» WHAT THIS TASK INVOLVES:
Tell how many lines have the string "here" in them, and write nothing besides the number.

(Excerpts from a figure dataset)
──────────
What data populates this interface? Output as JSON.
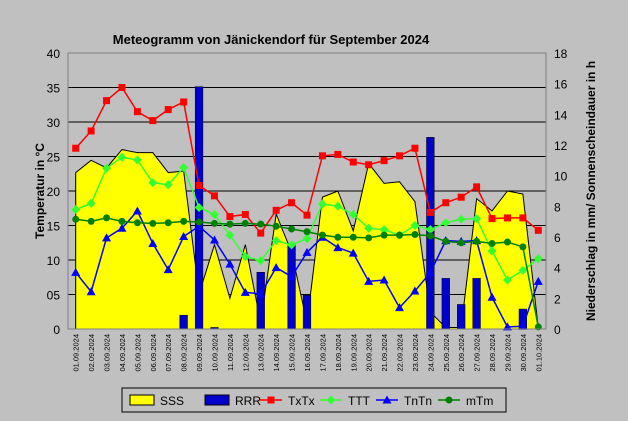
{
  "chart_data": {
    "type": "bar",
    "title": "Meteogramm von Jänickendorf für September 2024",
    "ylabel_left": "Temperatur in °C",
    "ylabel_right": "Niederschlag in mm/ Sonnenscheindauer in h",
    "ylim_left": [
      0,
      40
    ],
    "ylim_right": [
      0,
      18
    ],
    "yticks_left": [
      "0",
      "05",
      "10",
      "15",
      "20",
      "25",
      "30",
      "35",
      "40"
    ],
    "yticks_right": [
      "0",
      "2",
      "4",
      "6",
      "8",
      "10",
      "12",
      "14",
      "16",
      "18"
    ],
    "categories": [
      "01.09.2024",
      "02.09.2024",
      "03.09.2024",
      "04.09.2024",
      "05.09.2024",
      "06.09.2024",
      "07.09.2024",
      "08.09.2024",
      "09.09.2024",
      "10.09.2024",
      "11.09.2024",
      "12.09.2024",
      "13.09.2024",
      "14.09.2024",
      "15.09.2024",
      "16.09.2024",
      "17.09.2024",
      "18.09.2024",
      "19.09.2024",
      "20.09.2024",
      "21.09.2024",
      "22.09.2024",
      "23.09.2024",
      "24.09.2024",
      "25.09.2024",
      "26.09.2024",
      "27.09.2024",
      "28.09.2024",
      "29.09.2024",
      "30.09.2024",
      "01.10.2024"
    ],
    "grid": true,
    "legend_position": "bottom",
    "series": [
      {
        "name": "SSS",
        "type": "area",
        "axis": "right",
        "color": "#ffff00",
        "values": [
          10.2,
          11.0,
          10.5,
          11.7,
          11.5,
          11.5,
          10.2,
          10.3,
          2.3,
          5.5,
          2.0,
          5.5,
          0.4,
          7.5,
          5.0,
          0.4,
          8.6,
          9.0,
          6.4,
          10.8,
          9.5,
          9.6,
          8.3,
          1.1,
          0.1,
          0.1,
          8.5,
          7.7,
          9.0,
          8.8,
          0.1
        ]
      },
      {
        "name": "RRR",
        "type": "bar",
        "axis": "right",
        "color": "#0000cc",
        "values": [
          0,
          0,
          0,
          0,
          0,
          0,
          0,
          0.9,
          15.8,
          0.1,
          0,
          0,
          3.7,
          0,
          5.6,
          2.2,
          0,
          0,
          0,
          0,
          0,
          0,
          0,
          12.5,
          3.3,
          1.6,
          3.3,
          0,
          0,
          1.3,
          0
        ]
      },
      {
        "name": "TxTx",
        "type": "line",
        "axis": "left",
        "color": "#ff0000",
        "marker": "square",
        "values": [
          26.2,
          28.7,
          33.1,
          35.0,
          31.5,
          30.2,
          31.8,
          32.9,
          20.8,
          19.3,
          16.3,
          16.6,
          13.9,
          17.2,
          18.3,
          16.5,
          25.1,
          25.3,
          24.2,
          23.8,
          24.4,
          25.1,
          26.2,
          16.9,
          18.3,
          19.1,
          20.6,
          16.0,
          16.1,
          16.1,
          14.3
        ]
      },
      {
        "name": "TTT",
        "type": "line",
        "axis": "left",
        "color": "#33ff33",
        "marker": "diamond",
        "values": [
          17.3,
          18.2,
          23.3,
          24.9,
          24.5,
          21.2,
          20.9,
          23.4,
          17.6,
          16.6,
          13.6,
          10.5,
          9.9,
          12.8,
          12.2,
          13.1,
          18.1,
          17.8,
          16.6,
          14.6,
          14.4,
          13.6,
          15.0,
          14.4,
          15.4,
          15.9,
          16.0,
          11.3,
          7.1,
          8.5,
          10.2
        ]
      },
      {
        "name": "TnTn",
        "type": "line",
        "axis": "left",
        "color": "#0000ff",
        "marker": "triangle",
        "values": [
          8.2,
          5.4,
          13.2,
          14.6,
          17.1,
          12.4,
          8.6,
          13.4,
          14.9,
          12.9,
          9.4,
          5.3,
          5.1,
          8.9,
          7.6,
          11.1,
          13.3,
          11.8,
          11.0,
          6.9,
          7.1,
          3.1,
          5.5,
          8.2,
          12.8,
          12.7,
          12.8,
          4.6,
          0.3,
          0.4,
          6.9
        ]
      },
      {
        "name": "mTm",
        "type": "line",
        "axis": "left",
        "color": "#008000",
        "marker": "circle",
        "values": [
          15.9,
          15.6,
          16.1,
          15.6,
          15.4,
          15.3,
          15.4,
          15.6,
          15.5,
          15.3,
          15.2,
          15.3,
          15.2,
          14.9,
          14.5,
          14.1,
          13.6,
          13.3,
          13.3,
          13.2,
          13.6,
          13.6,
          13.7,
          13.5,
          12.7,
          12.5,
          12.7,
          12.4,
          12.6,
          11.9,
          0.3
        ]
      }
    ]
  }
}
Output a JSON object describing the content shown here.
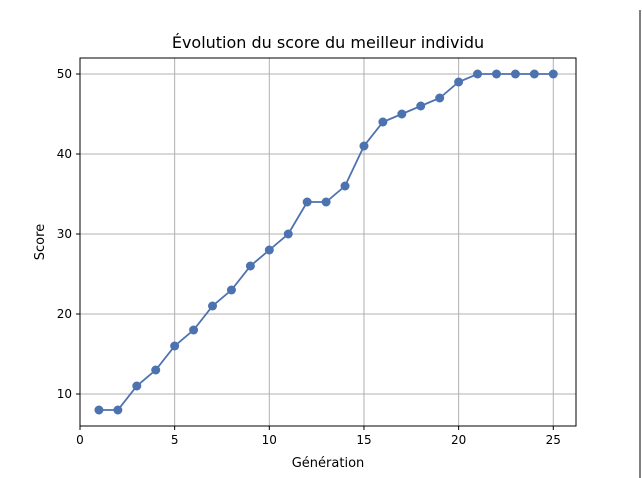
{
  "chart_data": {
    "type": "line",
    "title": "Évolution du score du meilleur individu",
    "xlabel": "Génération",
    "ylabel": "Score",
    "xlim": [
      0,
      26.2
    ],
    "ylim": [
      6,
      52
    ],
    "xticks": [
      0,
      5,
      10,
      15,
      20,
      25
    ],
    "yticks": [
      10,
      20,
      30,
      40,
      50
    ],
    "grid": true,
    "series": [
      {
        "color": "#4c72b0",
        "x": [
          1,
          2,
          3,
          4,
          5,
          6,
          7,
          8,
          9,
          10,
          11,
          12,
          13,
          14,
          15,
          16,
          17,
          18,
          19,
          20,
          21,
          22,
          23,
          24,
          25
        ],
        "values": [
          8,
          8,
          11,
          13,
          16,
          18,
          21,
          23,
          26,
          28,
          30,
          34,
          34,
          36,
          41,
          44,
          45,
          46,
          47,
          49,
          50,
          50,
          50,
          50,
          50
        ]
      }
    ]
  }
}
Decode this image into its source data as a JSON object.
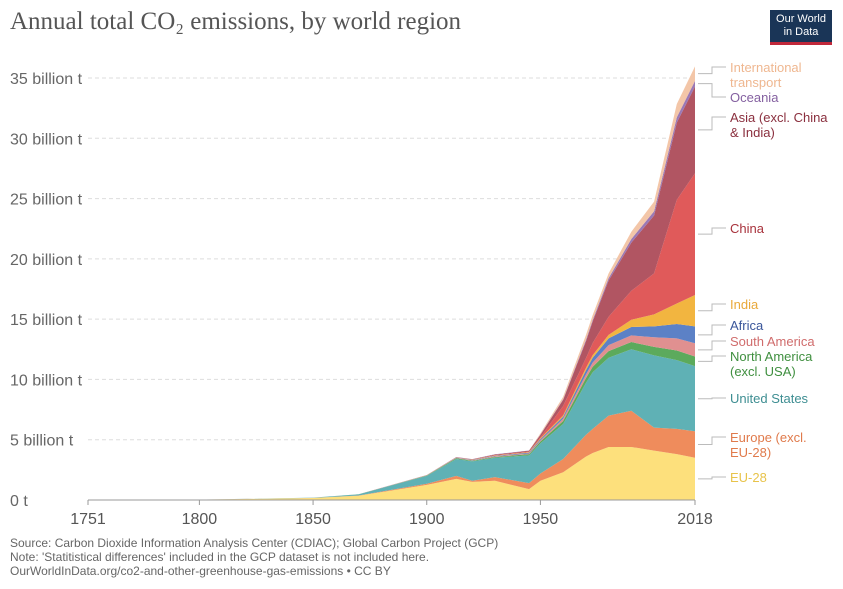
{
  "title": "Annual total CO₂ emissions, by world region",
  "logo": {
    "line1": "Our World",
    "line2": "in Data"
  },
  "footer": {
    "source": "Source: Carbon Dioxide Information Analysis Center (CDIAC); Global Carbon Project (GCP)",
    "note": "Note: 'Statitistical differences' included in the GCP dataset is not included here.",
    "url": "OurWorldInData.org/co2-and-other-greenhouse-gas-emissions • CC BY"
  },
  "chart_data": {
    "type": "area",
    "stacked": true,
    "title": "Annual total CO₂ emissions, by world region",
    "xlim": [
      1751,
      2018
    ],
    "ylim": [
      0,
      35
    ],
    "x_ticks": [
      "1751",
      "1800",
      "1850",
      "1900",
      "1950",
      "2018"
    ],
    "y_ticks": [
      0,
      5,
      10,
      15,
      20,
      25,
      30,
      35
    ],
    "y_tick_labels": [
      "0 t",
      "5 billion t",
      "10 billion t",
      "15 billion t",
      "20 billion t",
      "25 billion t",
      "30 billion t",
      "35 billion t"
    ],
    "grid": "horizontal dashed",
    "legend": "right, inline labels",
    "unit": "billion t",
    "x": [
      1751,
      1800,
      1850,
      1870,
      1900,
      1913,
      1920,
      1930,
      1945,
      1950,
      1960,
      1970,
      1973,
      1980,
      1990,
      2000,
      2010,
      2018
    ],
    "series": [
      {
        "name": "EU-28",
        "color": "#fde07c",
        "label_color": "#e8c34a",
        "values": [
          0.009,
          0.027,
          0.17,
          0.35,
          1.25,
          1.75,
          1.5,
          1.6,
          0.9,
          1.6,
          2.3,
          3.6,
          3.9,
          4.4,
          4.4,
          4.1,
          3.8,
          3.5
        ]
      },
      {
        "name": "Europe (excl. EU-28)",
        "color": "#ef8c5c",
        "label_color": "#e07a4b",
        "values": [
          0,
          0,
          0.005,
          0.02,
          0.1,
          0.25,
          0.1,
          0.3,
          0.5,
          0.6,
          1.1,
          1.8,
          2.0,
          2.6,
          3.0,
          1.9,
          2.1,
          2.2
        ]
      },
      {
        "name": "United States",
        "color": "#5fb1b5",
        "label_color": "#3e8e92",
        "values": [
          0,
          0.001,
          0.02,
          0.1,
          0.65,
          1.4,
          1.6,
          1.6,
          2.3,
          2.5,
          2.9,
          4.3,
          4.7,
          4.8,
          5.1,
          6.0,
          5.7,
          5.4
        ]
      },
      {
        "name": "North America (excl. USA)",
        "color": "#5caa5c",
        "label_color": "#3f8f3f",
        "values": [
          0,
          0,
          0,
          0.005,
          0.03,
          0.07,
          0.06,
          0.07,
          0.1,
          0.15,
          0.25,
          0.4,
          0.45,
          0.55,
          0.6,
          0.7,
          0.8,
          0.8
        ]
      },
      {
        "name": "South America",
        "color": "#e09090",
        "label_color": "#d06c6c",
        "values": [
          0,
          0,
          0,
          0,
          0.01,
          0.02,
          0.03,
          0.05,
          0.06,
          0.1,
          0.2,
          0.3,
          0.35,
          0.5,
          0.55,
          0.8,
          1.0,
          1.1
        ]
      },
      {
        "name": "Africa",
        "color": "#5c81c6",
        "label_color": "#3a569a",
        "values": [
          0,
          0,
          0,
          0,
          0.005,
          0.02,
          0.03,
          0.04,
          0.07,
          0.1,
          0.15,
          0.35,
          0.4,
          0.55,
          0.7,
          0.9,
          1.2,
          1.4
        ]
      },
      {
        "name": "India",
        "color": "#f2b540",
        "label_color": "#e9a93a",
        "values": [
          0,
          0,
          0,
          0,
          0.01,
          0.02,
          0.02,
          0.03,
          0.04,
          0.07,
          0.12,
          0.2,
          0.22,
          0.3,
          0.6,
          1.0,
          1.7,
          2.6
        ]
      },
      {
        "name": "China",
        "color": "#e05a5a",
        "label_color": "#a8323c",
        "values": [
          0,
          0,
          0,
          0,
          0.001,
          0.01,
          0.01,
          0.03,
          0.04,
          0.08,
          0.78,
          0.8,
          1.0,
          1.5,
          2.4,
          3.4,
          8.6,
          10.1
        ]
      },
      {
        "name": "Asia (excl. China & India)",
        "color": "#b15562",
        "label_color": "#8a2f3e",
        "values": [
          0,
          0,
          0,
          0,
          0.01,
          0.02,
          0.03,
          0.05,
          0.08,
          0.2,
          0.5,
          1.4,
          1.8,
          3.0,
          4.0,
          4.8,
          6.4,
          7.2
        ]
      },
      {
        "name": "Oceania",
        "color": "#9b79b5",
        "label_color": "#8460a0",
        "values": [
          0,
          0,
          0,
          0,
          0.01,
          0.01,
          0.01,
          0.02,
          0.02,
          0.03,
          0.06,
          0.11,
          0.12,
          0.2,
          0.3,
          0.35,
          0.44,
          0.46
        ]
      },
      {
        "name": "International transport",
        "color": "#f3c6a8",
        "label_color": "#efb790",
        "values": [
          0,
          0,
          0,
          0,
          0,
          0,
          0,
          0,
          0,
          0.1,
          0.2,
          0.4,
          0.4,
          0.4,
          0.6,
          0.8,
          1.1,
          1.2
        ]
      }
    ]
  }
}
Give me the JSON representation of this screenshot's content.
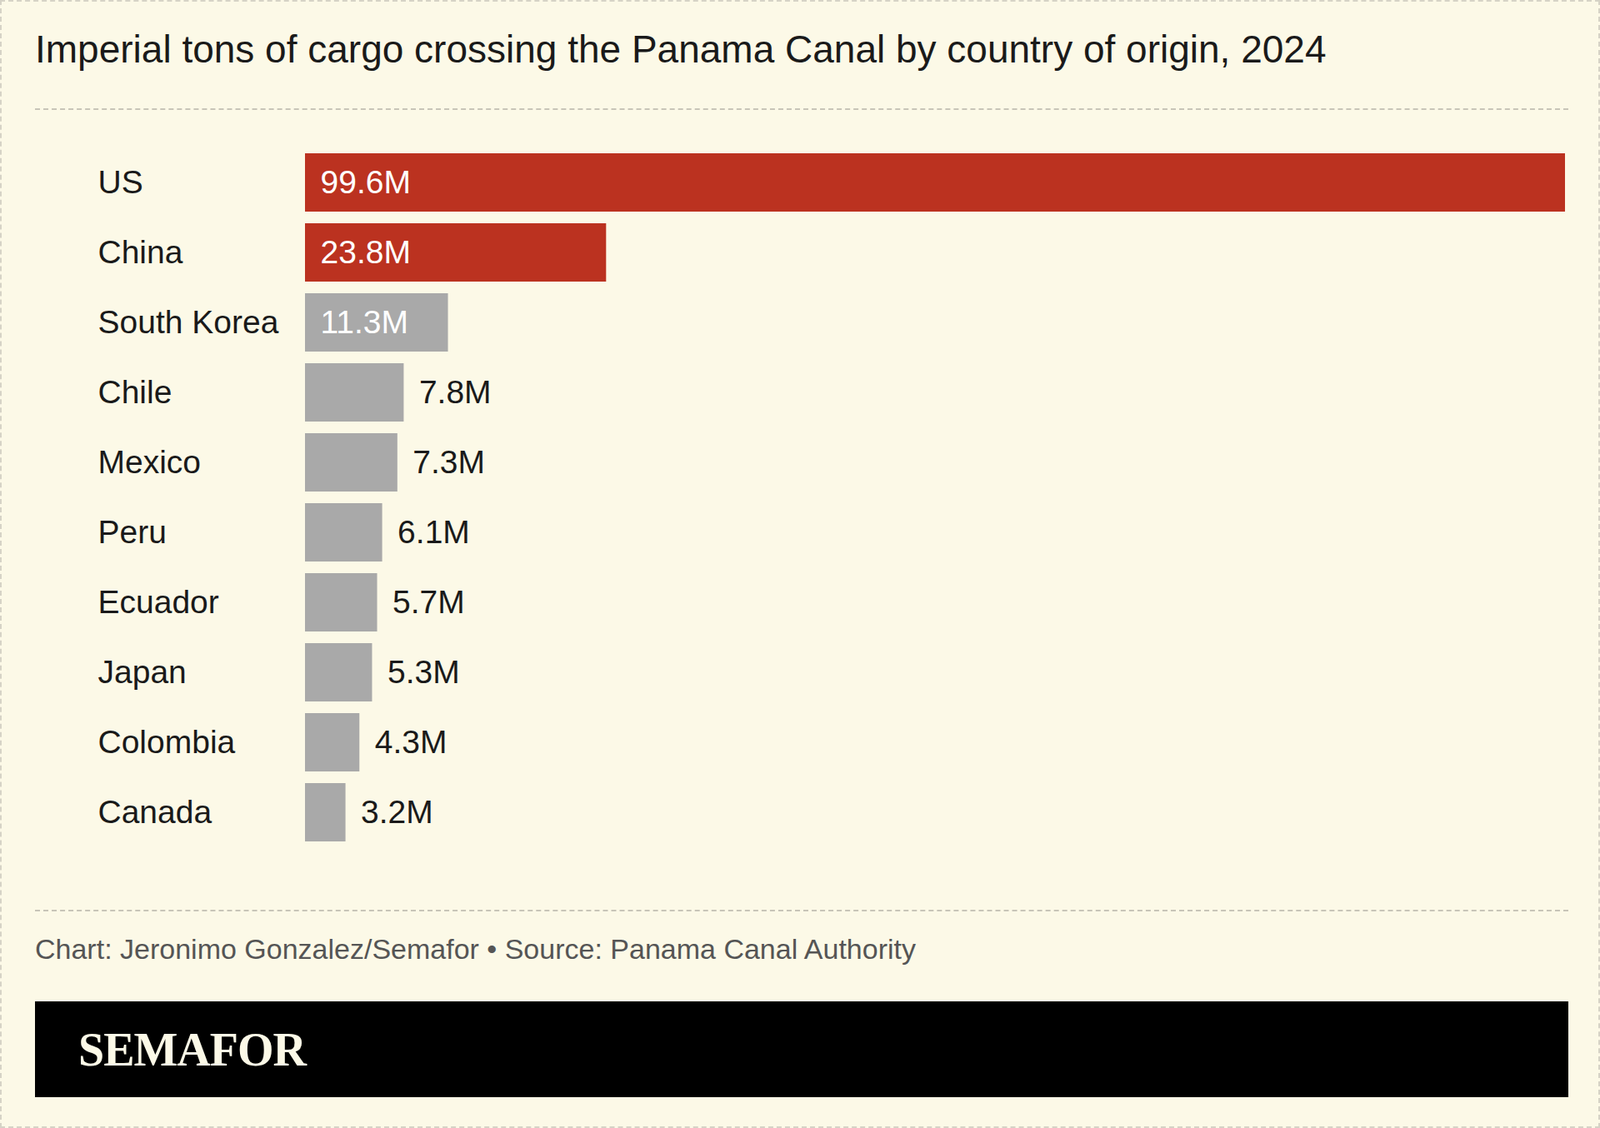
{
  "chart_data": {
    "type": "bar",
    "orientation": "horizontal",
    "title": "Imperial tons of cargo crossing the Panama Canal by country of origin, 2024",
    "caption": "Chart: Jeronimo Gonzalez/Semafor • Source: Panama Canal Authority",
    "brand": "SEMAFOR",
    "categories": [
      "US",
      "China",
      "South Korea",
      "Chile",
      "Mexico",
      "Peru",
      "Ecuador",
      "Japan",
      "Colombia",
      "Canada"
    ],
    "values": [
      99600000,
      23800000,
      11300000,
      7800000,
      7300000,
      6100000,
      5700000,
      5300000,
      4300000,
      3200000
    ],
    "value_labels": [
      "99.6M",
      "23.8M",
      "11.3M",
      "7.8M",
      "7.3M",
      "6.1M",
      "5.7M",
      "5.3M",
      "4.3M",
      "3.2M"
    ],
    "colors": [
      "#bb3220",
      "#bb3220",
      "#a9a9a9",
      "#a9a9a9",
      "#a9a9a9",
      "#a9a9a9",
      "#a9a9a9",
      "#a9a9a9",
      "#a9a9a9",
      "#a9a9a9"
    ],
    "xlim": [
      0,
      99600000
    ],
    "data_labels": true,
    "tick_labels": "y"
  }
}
──────────
» EXERCISE ANSWER:
2